__Written problem__
In your copy, leave out the pictures and repeat the entries below exactly.

==========

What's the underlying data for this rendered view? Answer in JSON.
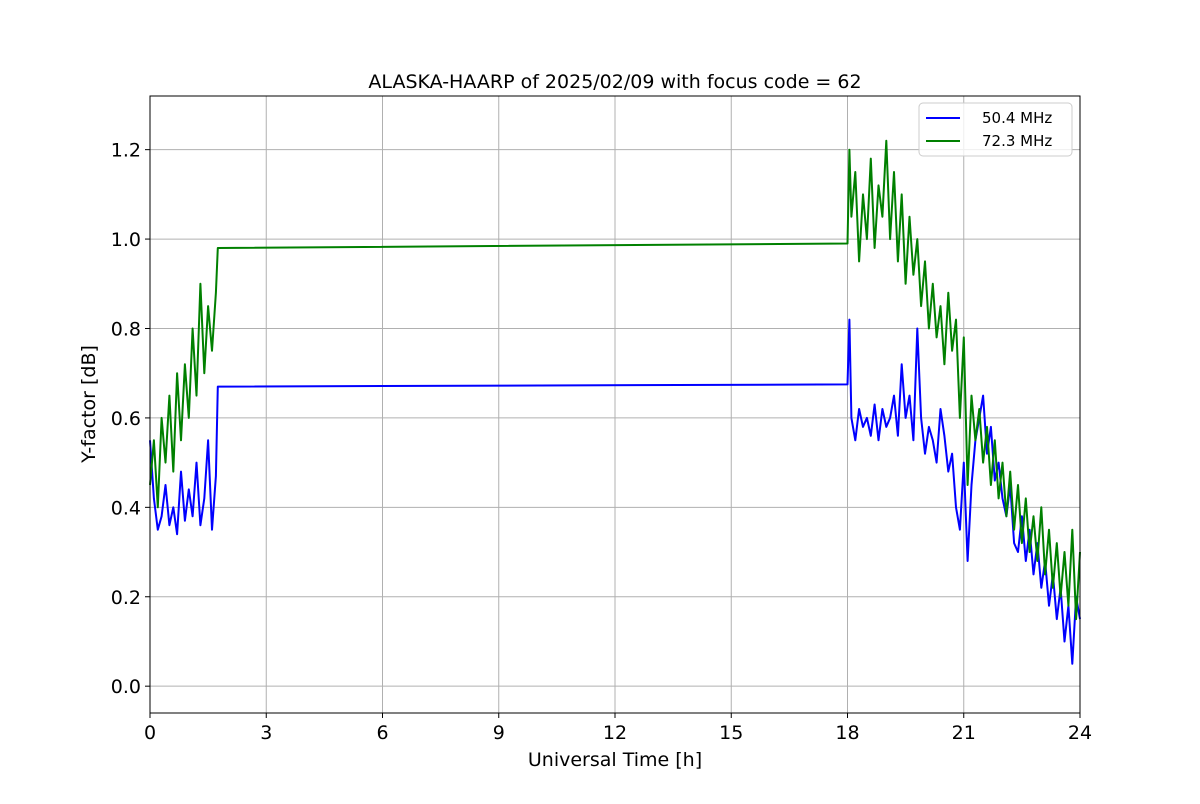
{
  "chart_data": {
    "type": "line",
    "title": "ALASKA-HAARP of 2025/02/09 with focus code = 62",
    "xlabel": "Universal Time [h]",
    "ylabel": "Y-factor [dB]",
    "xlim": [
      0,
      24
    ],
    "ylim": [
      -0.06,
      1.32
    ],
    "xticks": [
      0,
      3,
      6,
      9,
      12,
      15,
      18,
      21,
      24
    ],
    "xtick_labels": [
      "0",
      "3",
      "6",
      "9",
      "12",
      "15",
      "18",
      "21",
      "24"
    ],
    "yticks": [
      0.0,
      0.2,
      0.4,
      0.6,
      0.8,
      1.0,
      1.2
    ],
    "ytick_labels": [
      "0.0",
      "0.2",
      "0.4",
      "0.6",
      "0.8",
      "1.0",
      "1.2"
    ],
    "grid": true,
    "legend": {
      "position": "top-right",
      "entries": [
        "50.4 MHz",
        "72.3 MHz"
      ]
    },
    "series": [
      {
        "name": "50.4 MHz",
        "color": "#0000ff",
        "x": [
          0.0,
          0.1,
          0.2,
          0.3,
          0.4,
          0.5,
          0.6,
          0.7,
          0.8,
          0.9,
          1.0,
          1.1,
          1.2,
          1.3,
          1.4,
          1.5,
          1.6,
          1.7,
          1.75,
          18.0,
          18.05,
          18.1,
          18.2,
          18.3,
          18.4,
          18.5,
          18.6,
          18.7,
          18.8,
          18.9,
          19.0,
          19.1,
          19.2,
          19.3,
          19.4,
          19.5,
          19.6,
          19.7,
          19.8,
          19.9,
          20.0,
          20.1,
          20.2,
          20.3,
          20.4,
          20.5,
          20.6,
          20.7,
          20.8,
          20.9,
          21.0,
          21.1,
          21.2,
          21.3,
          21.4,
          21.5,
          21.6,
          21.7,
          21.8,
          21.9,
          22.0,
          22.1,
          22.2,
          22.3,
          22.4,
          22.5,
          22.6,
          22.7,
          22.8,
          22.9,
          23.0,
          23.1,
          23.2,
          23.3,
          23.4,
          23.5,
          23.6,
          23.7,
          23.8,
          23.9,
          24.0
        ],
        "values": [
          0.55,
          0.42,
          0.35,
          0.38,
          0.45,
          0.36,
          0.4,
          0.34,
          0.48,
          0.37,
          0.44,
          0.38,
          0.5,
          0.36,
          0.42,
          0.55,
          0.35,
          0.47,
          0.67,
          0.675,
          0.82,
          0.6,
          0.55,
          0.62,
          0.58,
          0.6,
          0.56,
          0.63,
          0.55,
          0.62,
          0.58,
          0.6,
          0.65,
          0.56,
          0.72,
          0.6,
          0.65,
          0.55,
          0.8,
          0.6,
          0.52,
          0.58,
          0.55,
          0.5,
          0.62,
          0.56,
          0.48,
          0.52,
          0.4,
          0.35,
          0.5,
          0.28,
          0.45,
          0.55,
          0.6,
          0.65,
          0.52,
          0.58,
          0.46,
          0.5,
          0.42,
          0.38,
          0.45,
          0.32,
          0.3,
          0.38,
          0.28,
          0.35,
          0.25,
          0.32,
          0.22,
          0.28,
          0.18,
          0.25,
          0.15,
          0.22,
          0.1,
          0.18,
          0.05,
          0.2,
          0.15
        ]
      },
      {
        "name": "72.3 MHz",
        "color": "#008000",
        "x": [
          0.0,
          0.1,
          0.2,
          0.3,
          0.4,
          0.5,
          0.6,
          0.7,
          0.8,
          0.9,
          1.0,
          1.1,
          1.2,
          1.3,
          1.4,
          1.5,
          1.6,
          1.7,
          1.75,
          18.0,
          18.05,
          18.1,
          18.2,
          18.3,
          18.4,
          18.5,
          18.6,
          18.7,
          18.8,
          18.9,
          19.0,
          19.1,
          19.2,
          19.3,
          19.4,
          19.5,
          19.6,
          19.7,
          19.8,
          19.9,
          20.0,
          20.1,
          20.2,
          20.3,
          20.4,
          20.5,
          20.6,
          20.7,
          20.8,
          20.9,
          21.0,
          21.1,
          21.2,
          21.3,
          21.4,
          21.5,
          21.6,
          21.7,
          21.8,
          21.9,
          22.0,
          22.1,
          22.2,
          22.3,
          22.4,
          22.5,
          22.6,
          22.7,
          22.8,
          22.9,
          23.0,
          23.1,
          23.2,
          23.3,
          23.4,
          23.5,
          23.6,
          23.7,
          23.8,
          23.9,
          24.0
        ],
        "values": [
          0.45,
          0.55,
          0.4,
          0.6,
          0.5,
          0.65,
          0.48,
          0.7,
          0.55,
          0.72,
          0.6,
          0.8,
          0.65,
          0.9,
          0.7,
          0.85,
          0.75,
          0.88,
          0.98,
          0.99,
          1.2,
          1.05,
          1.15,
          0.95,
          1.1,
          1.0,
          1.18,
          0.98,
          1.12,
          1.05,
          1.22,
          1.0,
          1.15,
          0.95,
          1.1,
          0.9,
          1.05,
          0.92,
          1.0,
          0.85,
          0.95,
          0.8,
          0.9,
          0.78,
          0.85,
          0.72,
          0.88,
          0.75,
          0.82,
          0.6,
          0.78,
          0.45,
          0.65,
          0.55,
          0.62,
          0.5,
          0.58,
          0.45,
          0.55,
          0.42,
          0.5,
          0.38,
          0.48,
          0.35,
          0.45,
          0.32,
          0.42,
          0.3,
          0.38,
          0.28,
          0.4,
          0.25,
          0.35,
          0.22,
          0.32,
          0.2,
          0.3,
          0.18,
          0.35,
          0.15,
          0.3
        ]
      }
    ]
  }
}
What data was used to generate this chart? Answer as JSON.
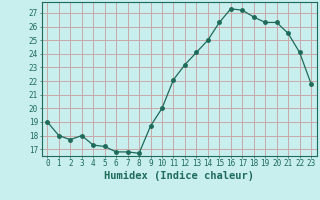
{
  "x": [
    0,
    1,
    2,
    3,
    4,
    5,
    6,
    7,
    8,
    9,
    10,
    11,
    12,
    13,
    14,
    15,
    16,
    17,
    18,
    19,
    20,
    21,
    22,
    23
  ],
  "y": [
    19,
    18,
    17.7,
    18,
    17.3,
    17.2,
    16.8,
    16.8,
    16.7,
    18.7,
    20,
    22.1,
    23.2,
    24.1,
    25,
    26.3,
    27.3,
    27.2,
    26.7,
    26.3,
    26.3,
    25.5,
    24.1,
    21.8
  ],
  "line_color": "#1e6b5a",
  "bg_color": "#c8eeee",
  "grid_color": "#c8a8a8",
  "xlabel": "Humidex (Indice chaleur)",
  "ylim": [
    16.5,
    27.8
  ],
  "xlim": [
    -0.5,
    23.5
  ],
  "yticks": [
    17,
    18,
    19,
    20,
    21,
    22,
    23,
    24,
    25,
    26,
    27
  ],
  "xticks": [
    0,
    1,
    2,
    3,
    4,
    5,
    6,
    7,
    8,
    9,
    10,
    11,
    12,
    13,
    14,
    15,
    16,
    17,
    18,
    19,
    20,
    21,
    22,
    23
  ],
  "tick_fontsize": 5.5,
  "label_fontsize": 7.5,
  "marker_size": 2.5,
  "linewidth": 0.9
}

==========

__Output of the task__
What's the underlying data for this rendered view? Answer in JSON.
{
  "chart_data": {
    "type": "line",
    "title": "ALASKA-HAARP of 2025/02/09 with focus code = 62",
    "xlabel": "Universal Time [h]",
    "ylabel": "Y-factor [dB]",
    "xlim": [
      0,
      24
    ],
    "ylim": [
      -0.06,
      1.32
    ],
    "xticks": [
      0,
      3,
      6,
      9,
      12,
      15,
      18,
      21,
      24
    ],
    "xtick_labels": [
      "0",
      "3",
      "6",
      "9",
      "12",
      "15",
      "18",
      "21",
      "24"
    ],
    "yticks": [
      0.0,
      0.2,
      0.4,
      0.6,
      0.8,
      1.0,
      1.2
    ],
    "ytick_labels": [
      "0.0",
      "0.2",
      "0.4",
      "0.6",
      "0.8",
      "1.0",
      "1.2"
    ],
    "grid": true,
    "legend": {
      "position": "top-right",
      "entries": [
        "50.4 MHz",
        "72.3 MHz"
      ]
    },
    "series": [
      {
        "name": "50.4 MHz",
        "color": "#0000ff",
        "x": [
          0.0,
          0.1,
          0.2,
          0.3,
          0.4,
          0.5,
          0.6,
          0.7,
          0.8,
          0.9,
          1.0,
          1.1,
          1.2,
          1.3,
          1.4,
          1.5,
          1.6,
          1.7,
          1.75,
          18.0,
          18.05,
          18.1,
          18.2,
          18.3,
          18.4,
          18.5,
          18.6,
          18.7,
          18.8,
          18.9,
          19.0,
          19.1,
          19.2,
          19.3,
          19.4,
          19.5,
          19.6,
          19.7,
          19.8,
          19.9,
          20.0,
          20.1,
          20.2,
          20.3,
          20.4,
          20.5,
          20.6,
          20.7,
          20.8,
          20.9,
          21.0,
          21.1,
          21.2,
          21.3,
          21.4,
          21.5,
          21.6,
          21.7,
          21.8,
          21.9,
          22.0,
          22.1,
          22.2,
          22.3,
          22.4,
          22.5,
          22.6,
          22.7,
          22.8,
          22.9,
          23.0,
          23.1,
          23.2,
          23.3,
          23.4,
          23.5,
          23.6,
          23.7,
          23.8,
          23.9,
          24.0
        ],
        "values": [
          0.55,
          0.42,
          0.35,
          0.38,
          0.45,
          0.36,
          0.4,
          0.34,
          0.48,
          0.37,
          0.44,
          0.38,
          0.5,
          0.36,
          0.42,
          0.55,
          0.35,
          0.47,
          0.67,
          0.675,
          0.82,
          0.6,
          0.55,
          0.62,
          0.58,
          0.6,
          0.56,
          0.63,
          0.55,
          0.62,
          0.58,
          0.6,
          0.65,
          0.56,
          0.72,
          0.6,
          0.65,
          0.55,
          0.8,
          0.6,
          0.52,
          0.58,
          0.55,
          0.5,
          0.62,
          0.56,
          0.48,
          0.52,
          0.4,
          0.35,
          0.5,
          0.28,
          0.45,
          0.55,
          0.6,
          0.65,
          0.52,
          0.58,
          0.46,
          0.5,
          0.42,
          0.38,
          0.45,
          0.32,
          0.3,
          0.38,
          0.28,
          0.35,
          0.25,
          0.32,
          0.22,
          0.28,
          0.18,
          0.25,
          0.15,
          0.22,
          0.1,
          0.18,
          0.05,
          0.2,
          0.15
        ]
      },
      {
        "name": "72.3 MHz",
        "color": "#008000",
        "x": [
          0.0,
          0.1,
          0.2,
          0.3,
          0.4,
          0.5,
          0.6,
          0.7,
          0.8,
          0.9,
          1.0,
          1.1,
          1.2,
          1.3,
          1.4,
          1.5,
          1.6,
          1.7,
          1.75,
          18.0,
          18.05,
          18.1,
          18.2,
          18.3,
          18.4,
          18.5,
          18.6,
          18.7,
          18.8,
          18.9,
          19.0,
          19.1,
          19.2,
          19.3,
          19.4,
          19.5,
          19.6,
          19.7,
          19.8,
          19.9,
          20.0,
          20.1,
          20.2,
          20.3,
          20.4,
          20.5,
          20.6,
          20.7,
          20.8,
          20.9,
          21.0,
          21.1,
          21.2,
          21.3,
          21.4,
          21.5,
          21.6,
          21.7,
          21.8,
          21.9,
          22.0,
          22.1,
          22.2,
          22.3,
          22.4,
          22.5,
          22.6,
          22.7,
          22.8,
          22.9,
          23.0,
          23.1,
          23.2,
          23.3,
          23.4,
          23.5,
          23.6,
          23.7,
          23.8,
          23.9,
          24.0
        ],
        "values": [
          0.45,
          0.55,
          0.4,
          0.6,
          0.5,
          0.65,
          0.48,
          0.7,
          0.55,
          0.72,
          0.6,
          0.8,
          0.65,
          0.9,
          0.7,
          0.85,
          0.75,
          0.88,
          0.98,
          0.99,
          1.2,
          1.05,
          1.15,
          0.95,
          1.1,
          1.0,
          1.18,
          0.98,
          1.12,
          1.05,
          1.22,
          1.0,
          1.15,
          0.95,
          1.1,
          0.9,
          1.05,
          0.92,
          1.0,
          0.85,
          0.95,
          0.8,
          0.9,
          0.78,
          0.85,
          0.72,
          0.88,
          0.75,
          0.82,
          0.6,
          0.78,
          0.45,
          0.65,
          0.55,
          0.62,
          0.5,
          0.58,
          0.45,
          0.55,
          0.42,
          0.5,
          0.38,
          0.48,
          0.35,
          0.45,
          0.32,
          0.42,
          0.3,
          0.38,
          0.28,
          0.4,
          0.25,
          0.35,
          0.22,
          0.32,
          0.2,
          0.3,
          0.18,
          0.35,
          0.15,
          0.3
        ]
      }
    ]
  }
}
What data was used to generate this chart? Answer as JSON.
{
  "x": [
    0,
    1,
    2,
    3,
    4,
    5,
    6,
    7,
    8,
    9,
    10,
    11,
    12,
    13,
    14,
    15,
    16,
    17,
    18,
    19,
    20,
    21,
    22,
    23
  ],
  "y": [
    19,
    18,
    17.7,
    18,
    17.3,
    17.2,
    16.8,
    16.8,
    16.7,
    18.7,
    20,
    22.1,
    23.2,
    24.1,
    25,
    26.3,
    27.3,
    27.2,
    26.7,
    26.3,
    26.3,
    25.5,
    24.1,
    21.8
  ],
  "line_color": "#1e6b5a",
  "bg_color": "#c8eeee",
  "grid_color": "#c8a8a8",
  "xlabel": "Humidex (Indice chaleur)",
  "ylim": [
    16.5,
    27.8
  ],
  "xlim": [
    -0.5,
    23.5
  ],
  "yticks": [
    17,
    18,
    19,
    20,
    21,
    22,
    23,
    24,
    25,
    26,
    27
  ],
  "xticks": [
    0,
    1,
    2,
    3,
    4,
    5,
    6,
    7,
    8,
    9,
    10,
    11,
    12,
    13,
    14,
    15,
    16,
    17,
    18,
    19,
    20,
    21,
    22,
    23
  ],
  "tick_fontsize": 5.5,
  "label_fontsize": 7.5,
  "marker_size": 2.5,
  "linewidth": 0.9
}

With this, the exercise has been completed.